目的:在Agent陷入死循环时,采取一系列预设的策略来引导Agent脱离困境。
策略类型:
-
回退与重试 (Backoff & Retry):
- 适用场景:主要针对瞬时错误。
- 机制:在每次重试失败后,等待更长的时间间隔(指数退避,Exponential Backoff),并可能引入随机抖动(Jitter)以避免“惊群效应”。
- 限制:重试次数应有限制,避免无限重试。
-
路径探索 (Path Exploration):
- 适用场景:当Agent在某个节点或路径上反复失败,且没有明确的持久性错误阻止前进时。
- 机制:强制Agent尝试当前节点的所有未访问过或最近未尝试过的出边(next_node),即使这些出边并非Agent当前最优决策。这可能需要Agent提供一个
get_available_paths()或get_alternative_actions()接口。 - 风险:可能导致Agent偏离目标,进入更远的未知状态。
-
工具替换 (Tool Substitution):
- 适用场景:当特定工具持续报错,且存在功能相似的备用工具时。
- 机制:干预引擎指示Agent调用备用工具。例如,主数据库连接失败,尝试只读副本;主API服务失败,尝试镜像API。
- 要求:Agent或环境需要预先注册备用工具。
-
状态回滚 (State Rollback):
- 适用场景:当Agent状态因为循环而变得混乱或不一致时。
- 机制:将Agent的状态恢复到循环发生前的某个已知安全点。这要求Agent的状态是可序列化和可恢复的。
- 挑战:回滚可能涉及外部副作用的撤销,这通常非常复杂。
-
断路器模式 (Circuit Breaker Pattern):
- 适用场景:针对持续性工具报错。
- 机制:当某个工具的错误率达到阈值时,断路器会“打开”,阻止Agent继续调用该工具一段时间。在这段时间内,所有对该工具的调用都会立即失败,而不是等待工具实际执行。一段时间后,断路器进入“半开”状态,允许少量请求通过以测试工具是否恢复。
- 优势:防止Agent对一个已知的故障工具进行徒劳的调用,浪费资源。
-
人工介入 (Human Intervention):
- 适用场景:当所有自动化策略都失败,或问题性质复杂,需要人工判断时。
- 机制:发出警报(邮件、短信、日志),提供Agent的历史记录和当前状态,请求人工介入处理。Agent可以暂停或进入受限模式。
-
紧急停止 (Emergency Stop):
- 适用场景:系统处于不可恢复的死循环,或可能造成严重破坏时。
- 机制:强制终止Agent的执行。这是最后的手段。
优先级与组合:干预策略通常会按优先级组合使用,例如:
- 瞬时错误:回退与重试。
- 多次重试失败后,或检测到持久性错误:断路器模式 + 路径探索。
- 上述策略失败,且循环持续:工具替换或状态回滚。
- 所有自动化策略穷尽:人工介入或紧急停止。
代码示例:InterventionEngine 类
class EscapeAction:
"""Represents a proposed action by the escape mechanism."""

§ **数据**:
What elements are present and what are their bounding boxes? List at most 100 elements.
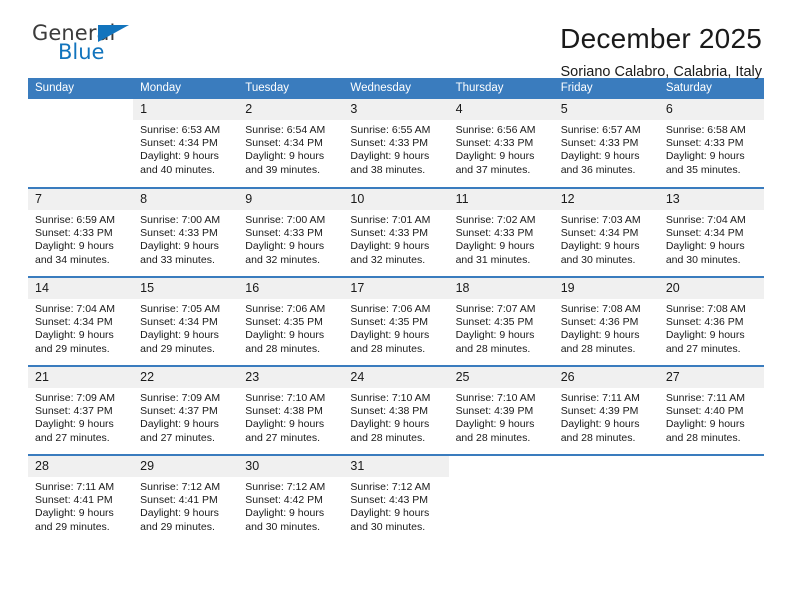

§ **任务内容**: 请重新写出给定文本中从含有“- 优势:防止Agent对一个已知的故障工具进行徒劳的调用,浪费资源。”的语句起、至“- 上述策略失败,且循环持续:工具替换或状态回滚。”止的部分，并将其中的“断路器模式”改换为“熔断器模式”。

§ **输出结果**:
- 优势:防止Agent对一个已知的故障工具进行徒劳的调用,浪费资源。
-
人工介入 (Human Intervention):
- 适用场景:当所有自动化策略都失败,或问题性质复杂,需要人工判断时。
- 机制:发出警报(邮件、短信、日志),提供Agent的历史记录和当前状态,请求人工介入处理。Agent可以暂停或进入受限模式。
-
紧急停止 (Emergency Stop):
- 适用场景:系统处于不可恢复的死循环,或可能造成严重破坏时。
- 机制:强制终止Agent的执行。这是最后的手段。
优先级与组合:干预策略通常会按优先级组合使用,例如:
- 瞬时错误:回退与重试。
- 多次重试失败后,或检测到持久性错误:熔断器模式 + 路径探索。
- 上述策略失败,且循环持续:工具替换或状态回滚。